What needs to be done:
Pick out each line containing the string "Macrobond" and copy it.

Input:

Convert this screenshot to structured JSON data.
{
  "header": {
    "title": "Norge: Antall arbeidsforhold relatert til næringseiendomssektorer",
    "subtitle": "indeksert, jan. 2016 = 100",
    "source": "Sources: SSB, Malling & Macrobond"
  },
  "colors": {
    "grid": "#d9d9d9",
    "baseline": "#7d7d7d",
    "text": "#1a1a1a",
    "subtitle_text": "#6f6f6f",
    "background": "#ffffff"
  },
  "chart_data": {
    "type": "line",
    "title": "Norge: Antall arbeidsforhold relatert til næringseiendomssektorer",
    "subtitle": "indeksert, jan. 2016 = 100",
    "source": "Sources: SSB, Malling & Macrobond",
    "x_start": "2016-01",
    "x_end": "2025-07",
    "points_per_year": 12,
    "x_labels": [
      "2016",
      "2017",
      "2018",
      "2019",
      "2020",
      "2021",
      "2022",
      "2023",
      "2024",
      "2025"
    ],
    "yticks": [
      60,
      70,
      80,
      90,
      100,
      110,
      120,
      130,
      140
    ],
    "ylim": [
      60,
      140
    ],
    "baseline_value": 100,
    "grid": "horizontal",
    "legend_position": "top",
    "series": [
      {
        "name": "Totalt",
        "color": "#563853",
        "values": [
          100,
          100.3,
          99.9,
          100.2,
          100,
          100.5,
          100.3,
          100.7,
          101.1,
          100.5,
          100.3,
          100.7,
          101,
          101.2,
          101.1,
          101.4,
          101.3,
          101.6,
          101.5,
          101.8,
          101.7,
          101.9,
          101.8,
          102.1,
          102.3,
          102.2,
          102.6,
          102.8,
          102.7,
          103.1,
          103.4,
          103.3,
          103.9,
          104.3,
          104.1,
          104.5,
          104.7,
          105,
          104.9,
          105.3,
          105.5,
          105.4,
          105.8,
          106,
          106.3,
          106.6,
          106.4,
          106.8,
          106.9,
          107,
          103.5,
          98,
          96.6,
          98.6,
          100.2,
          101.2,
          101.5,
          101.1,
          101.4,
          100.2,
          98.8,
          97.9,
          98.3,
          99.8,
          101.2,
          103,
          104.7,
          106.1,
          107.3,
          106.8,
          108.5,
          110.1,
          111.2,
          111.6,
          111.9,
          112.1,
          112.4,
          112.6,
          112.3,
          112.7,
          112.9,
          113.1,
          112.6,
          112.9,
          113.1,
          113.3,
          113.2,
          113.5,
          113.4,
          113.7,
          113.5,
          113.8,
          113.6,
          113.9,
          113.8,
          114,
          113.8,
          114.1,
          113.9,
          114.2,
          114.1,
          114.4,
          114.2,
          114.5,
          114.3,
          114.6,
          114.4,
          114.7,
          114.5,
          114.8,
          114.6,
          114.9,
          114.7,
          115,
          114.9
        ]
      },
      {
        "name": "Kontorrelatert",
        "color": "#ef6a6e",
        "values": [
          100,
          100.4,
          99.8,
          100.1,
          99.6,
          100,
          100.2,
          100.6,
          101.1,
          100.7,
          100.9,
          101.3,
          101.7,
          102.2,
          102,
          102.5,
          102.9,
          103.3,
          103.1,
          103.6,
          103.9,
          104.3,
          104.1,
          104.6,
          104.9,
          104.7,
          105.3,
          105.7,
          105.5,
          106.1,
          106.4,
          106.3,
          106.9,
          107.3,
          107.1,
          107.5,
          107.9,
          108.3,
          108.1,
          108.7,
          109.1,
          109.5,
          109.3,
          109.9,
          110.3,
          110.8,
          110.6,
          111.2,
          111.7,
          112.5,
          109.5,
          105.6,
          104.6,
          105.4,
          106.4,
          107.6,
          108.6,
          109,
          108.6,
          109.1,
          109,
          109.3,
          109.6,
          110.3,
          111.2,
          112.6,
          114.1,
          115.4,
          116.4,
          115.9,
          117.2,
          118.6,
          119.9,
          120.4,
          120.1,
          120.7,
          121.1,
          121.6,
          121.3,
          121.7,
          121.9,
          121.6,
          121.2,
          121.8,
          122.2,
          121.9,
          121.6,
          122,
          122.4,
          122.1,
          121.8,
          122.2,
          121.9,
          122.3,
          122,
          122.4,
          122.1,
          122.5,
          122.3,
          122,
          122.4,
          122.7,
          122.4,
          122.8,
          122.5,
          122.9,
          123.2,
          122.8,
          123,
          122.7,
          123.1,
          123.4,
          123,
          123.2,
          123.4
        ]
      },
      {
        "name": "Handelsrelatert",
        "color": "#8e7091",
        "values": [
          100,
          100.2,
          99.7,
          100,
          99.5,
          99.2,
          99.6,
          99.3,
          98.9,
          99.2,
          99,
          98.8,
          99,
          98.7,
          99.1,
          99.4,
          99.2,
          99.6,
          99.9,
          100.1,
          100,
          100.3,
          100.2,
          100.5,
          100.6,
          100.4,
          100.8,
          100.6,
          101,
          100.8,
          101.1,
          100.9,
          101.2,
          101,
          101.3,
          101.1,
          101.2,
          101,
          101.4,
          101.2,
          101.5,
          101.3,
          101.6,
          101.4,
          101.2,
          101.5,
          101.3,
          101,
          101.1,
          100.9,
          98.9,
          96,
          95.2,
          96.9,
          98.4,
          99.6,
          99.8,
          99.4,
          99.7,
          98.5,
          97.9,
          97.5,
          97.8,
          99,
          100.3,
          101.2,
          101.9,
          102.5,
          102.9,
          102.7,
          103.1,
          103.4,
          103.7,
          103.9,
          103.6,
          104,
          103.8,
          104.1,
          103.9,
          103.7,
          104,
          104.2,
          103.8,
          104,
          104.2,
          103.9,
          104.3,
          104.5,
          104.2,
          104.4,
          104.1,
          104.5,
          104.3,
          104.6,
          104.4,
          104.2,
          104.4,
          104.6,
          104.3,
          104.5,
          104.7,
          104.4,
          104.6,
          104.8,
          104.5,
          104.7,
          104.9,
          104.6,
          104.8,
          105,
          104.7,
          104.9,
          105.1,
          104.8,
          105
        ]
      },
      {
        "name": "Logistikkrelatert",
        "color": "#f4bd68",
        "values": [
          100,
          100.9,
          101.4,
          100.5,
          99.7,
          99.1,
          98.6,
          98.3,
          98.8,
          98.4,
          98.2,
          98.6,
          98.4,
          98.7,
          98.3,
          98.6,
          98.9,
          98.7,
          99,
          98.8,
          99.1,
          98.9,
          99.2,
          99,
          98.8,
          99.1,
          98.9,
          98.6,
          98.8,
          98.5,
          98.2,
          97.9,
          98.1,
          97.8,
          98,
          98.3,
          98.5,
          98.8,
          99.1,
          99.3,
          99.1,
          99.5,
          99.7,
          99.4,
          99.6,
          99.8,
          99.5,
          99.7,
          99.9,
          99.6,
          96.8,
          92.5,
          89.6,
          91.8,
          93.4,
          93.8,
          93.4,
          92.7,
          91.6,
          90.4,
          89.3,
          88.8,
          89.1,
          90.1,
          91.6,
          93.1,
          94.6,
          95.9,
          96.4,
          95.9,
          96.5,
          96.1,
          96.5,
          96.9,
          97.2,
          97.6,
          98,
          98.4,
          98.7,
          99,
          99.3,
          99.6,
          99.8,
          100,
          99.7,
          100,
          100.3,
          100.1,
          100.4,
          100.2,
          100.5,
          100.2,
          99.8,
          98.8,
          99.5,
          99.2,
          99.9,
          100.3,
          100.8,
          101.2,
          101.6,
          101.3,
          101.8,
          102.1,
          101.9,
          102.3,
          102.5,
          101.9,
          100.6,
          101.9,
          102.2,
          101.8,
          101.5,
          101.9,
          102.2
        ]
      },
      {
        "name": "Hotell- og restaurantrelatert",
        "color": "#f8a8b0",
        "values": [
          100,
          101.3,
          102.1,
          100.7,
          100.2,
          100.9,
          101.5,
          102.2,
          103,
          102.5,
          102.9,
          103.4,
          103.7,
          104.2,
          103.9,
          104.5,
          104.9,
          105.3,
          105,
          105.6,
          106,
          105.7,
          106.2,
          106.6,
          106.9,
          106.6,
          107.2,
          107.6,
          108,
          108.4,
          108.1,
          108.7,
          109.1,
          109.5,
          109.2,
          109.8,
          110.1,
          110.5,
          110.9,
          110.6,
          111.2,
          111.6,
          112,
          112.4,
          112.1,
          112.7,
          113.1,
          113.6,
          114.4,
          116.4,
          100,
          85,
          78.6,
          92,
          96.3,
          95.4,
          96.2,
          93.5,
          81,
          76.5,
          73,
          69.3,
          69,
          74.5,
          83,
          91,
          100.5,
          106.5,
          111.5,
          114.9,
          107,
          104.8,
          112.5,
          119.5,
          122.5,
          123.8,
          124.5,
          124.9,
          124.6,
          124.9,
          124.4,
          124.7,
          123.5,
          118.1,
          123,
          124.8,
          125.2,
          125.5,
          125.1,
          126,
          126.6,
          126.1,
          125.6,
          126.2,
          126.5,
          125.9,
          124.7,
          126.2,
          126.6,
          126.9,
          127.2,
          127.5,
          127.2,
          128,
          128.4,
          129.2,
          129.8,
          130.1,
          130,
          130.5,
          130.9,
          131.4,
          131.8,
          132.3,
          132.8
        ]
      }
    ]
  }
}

Final answer:
    "source": "Sources: SSB, Malling & Macrobond"
    "source": "Sources: SSB, Malling & Macrobond",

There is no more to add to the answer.